> GIVEN REQUEST:
Restate every entry word for word.

┌──

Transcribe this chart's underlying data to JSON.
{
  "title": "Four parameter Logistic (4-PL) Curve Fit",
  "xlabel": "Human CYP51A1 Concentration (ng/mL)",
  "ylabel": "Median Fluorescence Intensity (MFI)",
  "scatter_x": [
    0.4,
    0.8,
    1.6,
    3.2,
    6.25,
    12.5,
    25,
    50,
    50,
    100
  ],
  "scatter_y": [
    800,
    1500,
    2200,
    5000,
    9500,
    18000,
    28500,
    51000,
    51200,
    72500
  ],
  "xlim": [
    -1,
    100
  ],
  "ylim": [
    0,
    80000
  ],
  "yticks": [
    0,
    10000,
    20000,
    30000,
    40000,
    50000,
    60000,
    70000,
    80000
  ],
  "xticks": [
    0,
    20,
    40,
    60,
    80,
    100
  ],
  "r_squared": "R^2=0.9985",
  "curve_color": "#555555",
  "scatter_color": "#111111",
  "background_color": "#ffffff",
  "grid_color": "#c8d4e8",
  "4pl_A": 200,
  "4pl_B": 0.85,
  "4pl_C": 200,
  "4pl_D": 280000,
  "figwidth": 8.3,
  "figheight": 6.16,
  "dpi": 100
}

└──

> COMPLETE RESPONSE:
Transcribe this chart's underlying data to JSON.
{
  "title": "Four parameter Logistic (4-PL) Curve Fit",
  "xlabel": "Human CYP51A1 Concentration (ng/mL)",
  "ylabel": "Median Fluorescence Intensity (MFI)",
  "scatter_x": [
    0.4,
    0.8,
    1.6,
    3.2,
    6.25,
    12.5,
    25,
    50,
    50,
    100
  ],
  "scatter_y": [
    800,
    1500,
    2200,
    5000,
    9500,
    18000,
    28500,
    51000,
    51200,
    72500
  ],
  "xlim": [
    -1,
    100
  ],
  "ylim": [
    0,
    80000
  ],
  "yticks": [
    0,
    10000,
    20000,
    30000,
    40000,
    50000,
    60000,
    70000,
    80000
  ],
  "xticks": [
    0,
    20,
    40,
    60,
    80,
    100
  ],
  "r_squared": "R^2=0.9985",
  "curve_color": "#555555",
  "scatter_color": "#111111",
  "background_color": "#ffffff",
  "grid_color": "#c8d4e8",
  "4pl_A": 200,
  "4pl_B": 0.85,
  "4pl_C": 200,
  "4pl_D": 280000,
  "figwidth": 8.3,
  "figheight": 6.16,
  "dpi": 100
}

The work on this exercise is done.